## WHAT YOU ARE ASKED TO DO
Print each line exactly as it is given.

## PROVIDED RECORDS
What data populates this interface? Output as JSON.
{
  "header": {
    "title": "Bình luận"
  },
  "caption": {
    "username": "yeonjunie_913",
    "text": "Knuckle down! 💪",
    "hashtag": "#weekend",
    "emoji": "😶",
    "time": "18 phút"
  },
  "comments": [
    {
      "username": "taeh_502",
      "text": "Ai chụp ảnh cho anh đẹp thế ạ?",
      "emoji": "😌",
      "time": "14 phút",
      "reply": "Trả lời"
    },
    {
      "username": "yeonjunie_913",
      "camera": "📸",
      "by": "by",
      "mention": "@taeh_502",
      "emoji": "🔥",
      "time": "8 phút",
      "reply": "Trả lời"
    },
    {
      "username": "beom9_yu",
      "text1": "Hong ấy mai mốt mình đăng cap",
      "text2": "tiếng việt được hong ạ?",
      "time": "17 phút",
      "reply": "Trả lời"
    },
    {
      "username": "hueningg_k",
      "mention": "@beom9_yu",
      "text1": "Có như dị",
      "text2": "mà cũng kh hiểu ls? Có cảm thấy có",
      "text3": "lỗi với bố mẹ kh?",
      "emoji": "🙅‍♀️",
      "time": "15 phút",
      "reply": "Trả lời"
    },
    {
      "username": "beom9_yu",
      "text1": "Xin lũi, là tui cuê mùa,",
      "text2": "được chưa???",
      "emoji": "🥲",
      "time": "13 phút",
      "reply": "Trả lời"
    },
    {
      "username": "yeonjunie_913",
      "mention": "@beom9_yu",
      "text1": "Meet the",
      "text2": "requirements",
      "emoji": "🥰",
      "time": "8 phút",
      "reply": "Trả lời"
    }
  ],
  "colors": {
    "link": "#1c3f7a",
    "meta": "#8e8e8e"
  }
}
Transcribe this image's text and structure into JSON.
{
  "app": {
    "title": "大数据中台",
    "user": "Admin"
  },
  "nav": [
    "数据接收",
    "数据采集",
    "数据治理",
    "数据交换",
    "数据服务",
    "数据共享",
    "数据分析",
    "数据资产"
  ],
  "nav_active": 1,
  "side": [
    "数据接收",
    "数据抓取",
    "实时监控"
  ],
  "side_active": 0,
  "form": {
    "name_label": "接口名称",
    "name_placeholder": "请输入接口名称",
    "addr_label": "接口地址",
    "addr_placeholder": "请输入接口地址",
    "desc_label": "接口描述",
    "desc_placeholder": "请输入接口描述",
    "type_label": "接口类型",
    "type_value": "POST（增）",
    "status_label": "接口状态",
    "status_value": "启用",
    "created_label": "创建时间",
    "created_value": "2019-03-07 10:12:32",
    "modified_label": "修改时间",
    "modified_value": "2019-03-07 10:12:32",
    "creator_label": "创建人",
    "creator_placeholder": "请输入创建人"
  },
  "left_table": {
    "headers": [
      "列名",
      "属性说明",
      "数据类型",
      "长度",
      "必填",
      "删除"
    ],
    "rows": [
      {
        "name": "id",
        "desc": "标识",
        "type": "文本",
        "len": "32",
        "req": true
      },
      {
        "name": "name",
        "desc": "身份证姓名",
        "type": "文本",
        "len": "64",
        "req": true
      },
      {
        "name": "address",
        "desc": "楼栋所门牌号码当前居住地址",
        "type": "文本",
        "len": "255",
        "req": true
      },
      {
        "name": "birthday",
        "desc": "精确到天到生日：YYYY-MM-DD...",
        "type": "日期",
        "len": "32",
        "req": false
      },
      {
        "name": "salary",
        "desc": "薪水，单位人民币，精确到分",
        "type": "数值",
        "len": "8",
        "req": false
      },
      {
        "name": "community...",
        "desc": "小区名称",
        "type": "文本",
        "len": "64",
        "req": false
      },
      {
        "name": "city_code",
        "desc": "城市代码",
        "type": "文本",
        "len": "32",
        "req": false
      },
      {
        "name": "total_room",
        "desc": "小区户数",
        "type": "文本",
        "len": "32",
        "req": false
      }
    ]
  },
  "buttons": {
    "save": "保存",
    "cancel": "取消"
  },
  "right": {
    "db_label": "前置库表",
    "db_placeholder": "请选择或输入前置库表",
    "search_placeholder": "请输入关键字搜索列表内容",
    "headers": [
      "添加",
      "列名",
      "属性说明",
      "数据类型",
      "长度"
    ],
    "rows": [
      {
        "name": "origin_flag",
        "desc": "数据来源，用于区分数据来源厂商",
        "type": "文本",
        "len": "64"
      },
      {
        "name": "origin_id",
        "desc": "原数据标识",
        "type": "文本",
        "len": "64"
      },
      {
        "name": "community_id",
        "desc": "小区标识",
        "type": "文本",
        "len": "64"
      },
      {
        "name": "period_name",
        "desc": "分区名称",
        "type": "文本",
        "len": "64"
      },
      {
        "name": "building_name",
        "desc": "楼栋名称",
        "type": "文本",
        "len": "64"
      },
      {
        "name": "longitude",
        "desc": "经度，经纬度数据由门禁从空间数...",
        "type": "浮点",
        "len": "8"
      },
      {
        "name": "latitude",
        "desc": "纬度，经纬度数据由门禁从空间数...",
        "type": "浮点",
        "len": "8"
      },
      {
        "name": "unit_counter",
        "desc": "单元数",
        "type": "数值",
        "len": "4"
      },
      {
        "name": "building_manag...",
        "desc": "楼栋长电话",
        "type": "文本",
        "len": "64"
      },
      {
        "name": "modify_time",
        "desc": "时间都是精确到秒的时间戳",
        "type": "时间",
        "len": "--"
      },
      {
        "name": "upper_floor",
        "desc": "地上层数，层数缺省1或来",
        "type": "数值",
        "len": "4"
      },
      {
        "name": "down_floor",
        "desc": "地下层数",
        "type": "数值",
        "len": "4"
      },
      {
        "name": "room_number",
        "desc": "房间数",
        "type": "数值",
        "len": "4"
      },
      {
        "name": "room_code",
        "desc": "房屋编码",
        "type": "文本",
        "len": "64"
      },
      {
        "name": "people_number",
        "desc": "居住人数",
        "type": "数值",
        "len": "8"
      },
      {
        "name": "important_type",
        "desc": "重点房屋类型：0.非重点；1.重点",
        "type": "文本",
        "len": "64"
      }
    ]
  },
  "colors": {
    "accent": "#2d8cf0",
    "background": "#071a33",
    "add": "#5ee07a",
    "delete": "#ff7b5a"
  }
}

## WRITTEN SOLUTION
What data populates this interface? Output as JSON.
{
  "header": {
    "title": "Bình luận"
  },
  "caption": {
    "username": "yeonjunie_913",
    "text": "Knuckle down! 💪",
    "hashtag": "#weekend",
    "emoji": "😶",
    "time": "18 phút"
  },
  "comments": [
    {
      "username": "taeh_502",
      "text": "Ai chụp ảnh cho anh đẹp thế ạ?",
      "emoji": "😌",
      "time": "14 phút",
      "reply": "Trả lời"
    },
    {
      "username": "yeonjunie_913",
      "camera": "📸",
      "by": "by",
      "mention": "@taeh_502",
      "emoji": "🔥",
      "time": "8 phút",
      "reply": "Trả lời"
    },
    {
      "username": "beom9_yu",
      "text1": "Hong ấy mai mốt mình đăng cap",
      "text2": "tiếng việt được hong ạ?",
      "time": "17 phút",
      "reply": "Trả lời"
    },
    {
      "username": "hueningg_k",
      "mention": "@beom9_yu",
      "text1": "Có như dị",
      "text2": "mà cũng kh hiểu ls? Có cảm thấy có",
      "text3": "lỗi với bố mẹ kh?",
      "emoji": "🙅‍♀️",
      "time": "15 phút",
      "reply": "Trả lời"
    },
    {
      "username": "beom9_yu",
      "text1": "Xin lũi, là tui cuê mùa,",
      "text2": "được chưa???",
      "emoji": "🥲",
      "time": "13 phút",
      "reply": "Trả lời"
    },
    {
      "username": "yeonjunie_913",
      "mention": "@beom9_yu",
      "text1": "Meet the",
      "text2": "requirements",
      "emoji": "🥰",
      "time": "8 phút",
      "reply": "Trả lời"
    }
  ],
  "colors": {
    "link": "#1c3f7a",
    "meta": "#8e8e8e"
  }
}
Transcribe this image's text and structure into JSON.
{
  "app": {
    "title": "大数据中台",
    "user": "Admin"
  },
  "nav": [
    "数据接收",
    "数据采集",
    "数据治理",
    "数据交换",
    "数据服务",
    "数据共享",
    "数据分析",
    "数据资产"
  ],
  "nav_active": 1,
  "side": [
    "数据接收",
    "数据抓取",
    "实时监控"
  ],
  "side_active": 0,
  "form": {
    "name_label": "接口名称",
    "name_placeholder": "请输入接口名称",
    "addr_label": "接口地址",
    "addr_placeholder": "请输入接口地址",
    "desc_label": "接口描述",
    "desc_placeholder": "请输入接口描述",
    "type_label": "接口类型",
    "type_value": "POST（增）",
    "status_label": "接口状态",
    "status_value": "启用",
    "created_label": "创建时间",
    "created_value": "2019-03-07 10:12:32",
    "modified_label": "修改时间",
    "modified_value": "2019-03-07 10:12:32",
    "creator_label": "创建人",
    "creator_placeholder": "请输入创建人"
  },
  "left_table": {
    "headers": [
      "列名",
      "属性说明",
      "数据类型",
      "长度",
      "必填",
      "删除"
    ],
    "rows": [
      {
        "name": "id",
        "desc": "标识",
        "type": "文本",
        "len": "32",
        "req": true
      },
      {
        "name": "name",
        "desc": "身份证姓名",
        "type": "文本",
        "len": "64",
        "req": true
      },
      {
        "name": "address",
        "desc": "楼栋所门牌号码当前居住地址",
        "type": "文本",
        "len": "255",
        "req": true
      },
      {
        "name": "birthday",
        "desc": "精确到天到生日：YYYY-MM-DD...",
        "type": "日期",
        "len": "32",
        "req": false
      },
      {
        "name": "salary",
        "desc": "薪水，单位人民币，精确到分",
        "type": "数值",
        "len": "8",
        "req": false
      },
      {
        "name": "community...",
        "desc": "小区名称",
        "type": "文本",
        "len": "64",
        "req": false
      },
      {
        "name": "city_code",
        "desc": "城市代码",
        "type": "文本",
        "len": "32",
        "req": false
      },
      {
        "name": "total_room",
        "desc": "小区户数",
        "type": "文本",
        "len": "32",
        "req": false
      }
    ]
  },
  "buttons": {
    "save": "保存",
    "cancel": "取消"
  },
  "right": {
    "db_label": "前置库表",
    "db_placeholder": "请选择或输入前置库表",
    "search_placeholder": "请输入关键字搜索列表内容",
    "headers": [
      "添加",
      "列名",
      "属性说明",
      "数据类型",
      "长度"
    ],
    "rows": [
      {
        "name": "origin_flag",
        "desc": "数据来源，用于区分数据来源厂商",
        "type": "文本",
        "len": "64"
      },
      {
        "name": "origin_id",
        "desc": "原数据标识",
        "type": "文本",
        "len": "64"
      },
      {
        "name": "community_id",
        "desc": "小区标识",
        "type": "文本",
        "len": "64"
      },
      {
        "name": "period_name",
        "desc": "分区名称",
        "type": "文本",
        "len": "64"
      },
      {
        "name": "building_name",
        "desc": "楼栋名称",
        "type": "文本",
        "len": "64"
      },
      {
        "name": "longitude",
        "desc": "经度，经纬度数据由门禁从空间数...",
        "type": "浮点",
        "len": "8"
      },
      {
        "name": "latitude",
        "desc": "纬度，经纬度数据由门禁从空间数...",
        "type": "浮点",
        "len": "8"
      },
      {
        "name": "unit_counter",
        "desc": "单元数",
        "type": "数值",
        "len": "4"
      },
      {
        "name": "building_manag...",
        "desc": "楼栋长电话",
        "type": "文本",
        "len": "64"
      },
      {
        "name": "modify_time",
        "desc": "时间都是精确到秒的时间戳",
        "type": "时间",
        "len": "--"
      },
      {
        "name": "upper_floor",
        "desc": "地上层数，层数缺省1或来",
        "type": "数值",
        "len": "4"
      },
      {
        "name": "down_floor",
        "desc": "地下层数",
        "type": "数值",
        "len": "4"
      },
      {
        "name": "room_number",
        "desc": "房间数",
        "type": "数值",
        "len": "4"
      },
      {
        "name": "room_code",
        "desc": "房屋编码",
        "type": "文本",
        "len": "64"
      },
      {
        "name": "people_number",
        "desc": "居住人数",
        "type": "数值",
        "len": "8"
      },
      {
        "name": "important_type",
        "desc": "重点房屋类型：0.非重点；1.重点",
        "type": "文本",
        "len": "64"
      }
    ]
  },
  "colors": {
    "accent": "#2d8cf0",
    "background": "#071a33",
    "add": "#5ee07a",
    "delete": "#ff7b5a"
  }
}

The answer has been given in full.